### [WHAT THE EXERCISE ASKS]
Track down the lines that contain "million" and copy them.

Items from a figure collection
-- BEGIN --

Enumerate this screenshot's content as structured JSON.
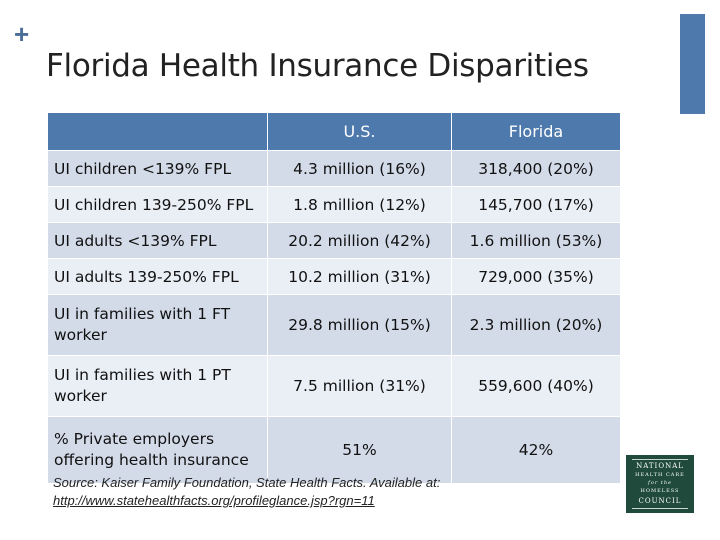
{
  "slide": {
    "title": "Florida Health Insurance Disparities",
    "plus_glyph": "+"
  },
  "table": {
    "headers": [
      "",
      "U.S.",
      "Florida"
    ],
    "rows": [
      {
        "label": "UI children <139% FPL",
        "us": "4.3 million (16%)",
        "florida": "318,400 (20%)"
      },
      {
        "label": "UI children 139-250% FPL",
        "us": "1.8 million (12%)",
        "florida": "145,700 (17%)"
      },
      {
        "label": "UI adults <139% FPL",
        "us": "20.2 million (42%)",
        "florida": "1.6 million (53%)"
      },
      {
        "label": "UI adults 139-250% FPL",
        "us": "10.2 million (31%)",
        "florida": "729,000 (35%)"
      },
      {
        "label": "UI in families with 1 FT worker",
        "us": "29.8 million (15%)",
        "florida": "2.3 million (20%)"
      },
      {
        "label": "UI in families with 1 PT worker",
        "us": "7.5 million (31%)",
        "florida": "559,600 (40%)"
      },
      {
        "label": "% Private employers offering health insurance",
        "us": "51%",
        "florida": "42%"
      }
    ]
  },
  "source": {
    "text": "Source:  Kaiser Family Foundation, State Health Facts.  Available at:",
    "link": "http://www.statehealthfacts.org/profileglance.jsp?rgn=11"
  },
  "logo": {
    "line1": "NATIONAL",
    "line2": "HEALTH CARE",
    "line3": "for the",
    "line4": "HOMELESS",
    "line5": "COUNCIL"
  },
  "colors": {
    "header_bg": "#4e79ad",
    "row_dark": "#d3dbe9",
    "row_light": "#eaeef5",
    "logo_bg": "#1f4a3c"
  }
}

-- END --

### [COMPLETE OUTPUT]
        "us": "4.3 million (16%)",
        "us": "1.8 million (12%)",
        "us": "20.2 million (42%)",
        "florida": "1.6 million (53%)"
        "us": "10.2 million (31%)",
        "us": "29.8 million (15%)",
        "florida": "2.3 million (20%)"
        "us": "7.5 million (31%)",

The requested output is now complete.